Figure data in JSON
########################################
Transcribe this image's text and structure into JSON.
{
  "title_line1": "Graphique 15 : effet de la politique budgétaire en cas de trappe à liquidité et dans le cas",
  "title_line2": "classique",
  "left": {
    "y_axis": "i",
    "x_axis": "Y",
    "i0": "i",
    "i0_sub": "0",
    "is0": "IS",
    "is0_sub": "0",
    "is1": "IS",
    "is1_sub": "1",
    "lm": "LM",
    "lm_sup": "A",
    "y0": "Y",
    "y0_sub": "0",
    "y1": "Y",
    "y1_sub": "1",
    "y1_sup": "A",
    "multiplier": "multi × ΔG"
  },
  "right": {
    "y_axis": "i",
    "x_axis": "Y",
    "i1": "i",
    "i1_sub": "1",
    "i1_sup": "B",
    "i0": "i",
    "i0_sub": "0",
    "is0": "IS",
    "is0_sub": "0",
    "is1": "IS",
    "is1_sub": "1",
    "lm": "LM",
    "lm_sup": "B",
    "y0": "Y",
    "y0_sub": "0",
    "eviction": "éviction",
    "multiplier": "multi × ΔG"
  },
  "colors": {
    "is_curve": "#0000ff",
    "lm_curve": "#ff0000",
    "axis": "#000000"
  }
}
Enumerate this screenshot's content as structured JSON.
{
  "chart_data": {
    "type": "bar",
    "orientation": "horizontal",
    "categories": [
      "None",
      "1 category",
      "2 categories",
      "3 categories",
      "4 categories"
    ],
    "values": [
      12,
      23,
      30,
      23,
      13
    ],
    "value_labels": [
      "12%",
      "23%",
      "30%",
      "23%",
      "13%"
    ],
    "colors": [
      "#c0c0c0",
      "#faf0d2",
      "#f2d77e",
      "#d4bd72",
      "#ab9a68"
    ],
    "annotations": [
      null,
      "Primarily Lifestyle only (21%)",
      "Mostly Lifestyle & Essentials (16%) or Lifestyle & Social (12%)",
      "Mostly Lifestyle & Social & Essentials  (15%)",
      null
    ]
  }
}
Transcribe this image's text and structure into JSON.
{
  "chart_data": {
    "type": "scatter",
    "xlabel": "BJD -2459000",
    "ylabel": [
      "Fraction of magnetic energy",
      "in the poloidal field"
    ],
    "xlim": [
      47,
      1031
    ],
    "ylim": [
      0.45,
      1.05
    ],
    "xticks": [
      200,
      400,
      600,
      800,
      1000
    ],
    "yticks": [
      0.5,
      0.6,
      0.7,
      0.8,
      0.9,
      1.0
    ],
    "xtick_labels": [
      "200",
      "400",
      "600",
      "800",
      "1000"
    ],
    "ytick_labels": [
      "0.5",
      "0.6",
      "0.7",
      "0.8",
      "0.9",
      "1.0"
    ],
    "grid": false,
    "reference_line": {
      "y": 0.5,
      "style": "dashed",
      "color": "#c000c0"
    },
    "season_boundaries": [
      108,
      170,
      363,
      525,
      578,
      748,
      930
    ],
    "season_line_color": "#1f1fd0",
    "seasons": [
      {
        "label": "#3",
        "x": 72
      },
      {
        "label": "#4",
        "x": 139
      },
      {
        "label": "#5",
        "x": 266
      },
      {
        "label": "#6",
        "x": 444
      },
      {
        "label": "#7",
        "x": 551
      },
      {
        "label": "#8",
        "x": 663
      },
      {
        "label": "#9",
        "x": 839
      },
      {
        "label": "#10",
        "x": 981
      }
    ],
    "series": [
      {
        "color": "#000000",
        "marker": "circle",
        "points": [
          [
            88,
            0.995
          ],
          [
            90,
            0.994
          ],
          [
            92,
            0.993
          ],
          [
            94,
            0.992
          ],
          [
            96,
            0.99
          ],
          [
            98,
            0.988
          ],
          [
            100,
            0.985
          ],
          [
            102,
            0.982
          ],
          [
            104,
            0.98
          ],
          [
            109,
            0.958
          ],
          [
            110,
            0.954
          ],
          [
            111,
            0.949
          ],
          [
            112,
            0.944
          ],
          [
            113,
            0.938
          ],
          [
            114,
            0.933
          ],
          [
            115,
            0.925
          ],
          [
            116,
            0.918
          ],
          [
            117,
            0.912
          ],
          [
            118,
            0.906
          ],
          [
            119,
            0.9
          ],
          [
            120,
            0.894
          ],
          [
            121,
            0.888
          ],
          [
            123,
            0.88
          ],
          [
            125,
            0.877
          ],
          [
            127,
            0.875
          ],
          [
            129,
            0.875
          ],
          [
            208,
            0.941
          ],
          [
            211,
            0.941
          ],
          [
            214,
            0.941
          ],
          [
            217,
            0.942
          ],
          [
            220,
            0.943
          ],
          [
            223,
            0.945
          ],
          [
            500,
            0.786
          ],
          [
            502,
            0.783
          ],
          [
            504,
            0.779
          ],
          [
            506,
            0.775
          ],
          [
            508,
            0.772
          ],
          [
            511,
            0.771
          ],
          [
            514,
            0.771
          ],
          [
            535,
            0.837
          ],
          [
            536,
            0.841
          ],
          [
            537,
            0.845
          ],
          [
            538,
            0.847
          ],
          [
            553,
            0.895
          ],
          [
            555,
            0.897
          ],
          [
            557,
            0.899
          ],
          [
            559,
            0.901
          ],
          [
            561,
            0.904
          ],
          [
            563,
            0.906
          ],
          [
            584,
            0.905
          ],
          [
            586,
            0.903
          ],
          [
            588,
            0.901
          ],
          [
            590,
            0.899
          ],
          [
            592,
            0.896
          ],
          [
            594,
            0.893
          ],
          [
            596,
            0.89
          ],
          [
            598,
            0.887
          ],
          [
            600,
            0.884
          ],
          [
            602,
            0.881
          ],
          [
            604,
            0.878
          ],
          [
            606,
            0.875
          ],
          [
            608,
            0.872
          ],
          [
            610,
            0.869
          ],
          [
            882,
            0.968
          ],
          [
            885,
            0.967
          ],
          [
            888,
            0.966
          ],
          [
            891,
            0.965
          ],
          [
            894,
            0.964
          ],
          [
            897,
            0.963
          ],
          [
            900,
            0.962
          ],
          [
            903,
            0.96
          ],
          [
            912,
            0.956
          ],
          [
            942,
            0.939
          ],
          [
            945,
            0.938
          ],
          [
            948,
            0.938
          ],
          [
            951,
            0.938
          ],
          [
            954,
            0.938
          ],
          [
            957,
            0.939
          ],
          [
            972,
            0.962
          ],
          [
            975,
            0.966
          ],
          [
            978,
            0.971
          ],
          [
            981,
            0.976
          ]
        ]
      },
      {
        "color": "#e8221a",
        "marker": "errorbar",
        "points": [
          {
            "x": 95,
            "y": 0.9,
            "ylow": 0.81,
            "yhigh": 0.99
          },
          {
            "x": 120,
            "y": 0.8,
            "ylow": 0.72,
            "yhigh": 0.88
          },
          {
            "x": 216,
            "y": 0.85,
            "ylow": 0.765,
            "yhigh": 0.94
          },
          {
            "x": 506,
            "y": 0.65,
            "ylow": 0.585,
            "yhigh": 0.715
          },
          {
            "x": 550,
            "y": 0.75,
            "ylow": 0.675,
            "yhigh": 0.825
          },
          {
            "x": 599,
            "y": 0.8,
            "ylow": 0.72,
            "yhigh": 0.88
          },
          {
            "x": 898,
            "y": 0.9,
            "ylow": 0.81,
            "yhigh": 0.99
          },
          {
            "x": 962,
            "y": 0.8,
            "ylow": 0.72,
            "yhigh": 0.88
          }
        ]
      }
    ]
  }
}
########################################
* Your objective
Write out every line exactly as it stands.

* Answer to the exercise
Transcribe this image's text and structure into JSON.
{
  "title_line1": "Graphique 15 : effet de la politique budgétaire en cas de trappe à liquidité et dans le cas",
  "title_line2": "classique",
  "left": {
    "y_axis": "i",
    "x_axis": "Y",
    "i0": "i",
    "i0_sub": "0",
    "is0": "IS",
    "is0_sub": "0",
    "is1": "IS",
    "is1_sub": "1",
    "lm": "LM",
    "lm_sup": "A",
    "y0": "Y",
    "y0_sub": "0",
    "y1": "Y",
    "y1_sub": "1",
    "y1_sup": "A",
    "multiplier": "multi × ΔG"
  },
  "right": {
    "y_axis": "i",
    "x_axis": "Y",
    "i1": "i",
    "i1_sub": "1",
    "i1_sup": "B",
    "i0": "i",
    "i0_sub": "0",
    "is0": "IS",
    "is0_sub": "0",
    "is1": "IS",
    "is1_sub": "1",
    "lm": "LM",
    "lm_sup": "B",
    "y0": "Y",
    "y0_sub": "0",
    "eviction": "éviction",
    "multiplier": "multi × ΔG"
  },
  "colors": {
    "is_curve": "#0000ff",
    "lm_curve": "#ff0000",
    "axis": "#000000"
  }
}
Enumerate this screenshot's content as structured JSON.
{
  "chart_data": {
    "type": "bar",
    "orientation": "horizontal",
    "categories": [
      "None",
      "1 category",
      "2 categories",
      "3 categories",
      "4 categories"
    ],
    "values": [
      12,
      23,
      30,
      23,
      13
    ],
    "value_labels": [
      "12%",
      "23%",
      "30%",
      "23%",
      "13%"
    ],
    "colors": [
      "#c0c0c0",
      "#faf0d2",
      "#f2d77e",
      "#d4bd72",
      "#ab9a68"
    ],
    "annotations": [
      null,
      "Primarily Lifestyle only (21%)",
      "Mostly Lifestyle & Essentials (16%) or Lifestyle & Social (12%)",
      "Mostly Lifestyle & Social & Essentials  (15%)",
      null
    ]
  }
}
Transcribe this image's text and structure into JSON.
{
  "chart_data": {
    "type": "scatter",
    "xlabel": "BJD -2459000",
    "ylabel": [
      "Fraction of magnetic energy",
      "in the poloidal field"
    ],
    "xlim": [
      47,
      1031
    ],
    "ylim": [
      0.45,
      1.05
    ],
    "xticks": [
      200,
      400,
      600,
      800,
      1000
    ],
    "yticks": [
      0.5,
      0.6,
      0.7,
      0.8,
      0.9,
      1.0
    ],
    "xtick_labels": [
      "200",
      "400",
      "600",
      "800",
      "1000"
    ],
    "ytick_labels": [
      "0.5",
      "0.6",
      "0.7",
      "0.8",
      "0.9",
      "1.0"
    ],
    "grid": false,
    "reference_line": {
      "y": 0.5,
      "style": "dashed",
      "color": "#c000c0"
    },
    "season_boundaries": [
      108,
      170,
      363,
      525,
      578,
      748,
      930
    ],
    "season_line_color": "#1f1fd0",
    "seasons": [
      {
        "label": "#3",
        "x": 72
      },
      {
        "label": "#4",
        "x": 139
      },
      {
        "label": "#5",
        "x": 266
      },
      {
        "label": "#6",
        "x": 444
      },
      {
        "label": "#7",
        "x": 551
      },
      {
        "label": "#8",
        "x": 663
      },
      {
        "label": "#9",
        "x": 839
      },
      {
        "label": "#10",
        "x": 981
      }
    ],
    "series": [
      {
        "color": "#000000",
        "marker": "circle",
        "points": [
          [
            88,
            0.995
          ],
          [
            90,
            0.994
          ],
          [
            92,
            0.993
          ],
          [
            94,
            0.992
          ],
          [
            96,
            0.99
          ],
          [
            98,
            0.988
          ],
          [
            100,
            0.985
          ],
          [
            102,
            0.982
          ],
          [
            104,
            0.98
          ],
          [
            109,
            0.958
          ],
          [
            110,
            0.954
          ],
          [
            111,
            0.949
          ],
          [
            112,
            0.944
          ],
          [
            113,
            0.938
          ],
          [
            114,
            0.933
          ],
          [
            115,
            0.925
          ],
          [
            116,
            0.918
          ],
          [
            117,
            0.912
          ],
          [
            118,
            0.906
          ],
          [
            119,
            0.9
          ],
          [
            120,
            0.894
          ],
          [
            121,
            0.888
          ],
          [
            123,
            0.88
          ],
          [
            125,
            0.877
          ],
          [
            127,
            0.875
          ],
          [
            129,
            0.875
          ],
          [
            208,
            0.941
          ],
          [
            211,
            0.941
          ],
          [
            214,
            0.941
          ],
          [
            217,
            0.942
          ],
          [
            220,
            0.943
          ],
          [
            223,
            0.945
          ],
          [
            500,
            0.786
          ],
          [
            502,
            0.783
          ],
          [
            504,
            0.779
          ],
          [
            506,
            0.775
          ],
          [
            508,
            0.772
          ],
          [
            511,
            0.771
          ],
          [
            514,
            0.771
          ],
          [
            535,
            0.837
          ],
          [
            536,
            0.841
          ],
          [
            537,
            0.845
          ],
          [
            538,
            0.847
          ],
          [
            553,
            0.895
          ],
          [
            555,
            0.897
          ],
          [
            557,
            0.899
          ],
          [
            559,
            0.901
          ],
          [
            561,
            0.904
          ],
          [
            563,
            0.906
          ],
          [
            584,
            0.905
          ],
          [
            586,
            0.903
          ],
          [
            588,
            0.901
          ],
          [
            590,
            0.899
          ],
          [
            592,
            0.896
          ],
          [
            594,
            0.893
          ],
          [
            596,
            0.89
          ],
          [
            598,
            0.887
          ],
          [
            600,
            0.884
          ],
          [
            602,
            0.881
          ],
          [
            604,
            0.878
          ],
          [
            606,
            0.875
          ],
          [
            608,
            0.872
          ],
          [
            610,
            0.869
          ],
          [
            882,
            0.968
          ],
          [
            885,
            0.967
          ],
          [
            888,
            0.966
          ],
          [
            891,
            0.965
          ],
          [
            894,
            0.964
          ],
          [
            897,
            0.963
          ],
          [
            900,
            0.962
          ],
          [
            903,
            0.96
          ],
          [
            912,
            0.956
          ],
          [
            942,
            0.939
          ],
          [
            945,
            0.938
          ],
          [
            948,
            0.938
          ],
          [
            951,
            0.938
          ],
          [
            954,
            0.938
          ],
          [
            957,
            0.939
          ],
          [
            972,
            0.962
          ],
          [
            975,
            0.966
          ],
          [
            978,
            0.971
          ],
          [
            981,
            0.976
          ]
        ]
      },
      {
        "color": "#e8221a",
        "marker": "errorbar",
        "points": [
          {
            "x": 95,
            "y": 0.9,
            "ylow": 0.81,
            "yhigh": 0.99
          },
          {
            "x": 120,
            "y": 0.8,
            "ylow": 0.72,
            "yhigh": 0.88
          },
          {
            "x": 216,
            "y": 0.85,
            "ylow": 0.765,
            "yhigh": 0.94
          },
          {
            "x": 506,
            "y": 0.65,
            "ylow": 0.585,
            "yhigh": 0.715
          },
          {
            "x": 550,
            "y": 0.75,
            "ylow": 0.675,
            "yhigh": 0.825
          },
          {
            "x": 599,
            "y": 0.8,
            "ylow": 0.72,
            "yhigh": 0.88
          },
          {
            "x": 898,
            "y": 0.9,
            "ylow": 0.81,
            "yhigh": 0.99
          },
          {
            "x": 962,
            "y": 0.8,
            "ylow": 0.72,
            "yhigh": 0.88
          }
        ]
      }
    ]
  }
}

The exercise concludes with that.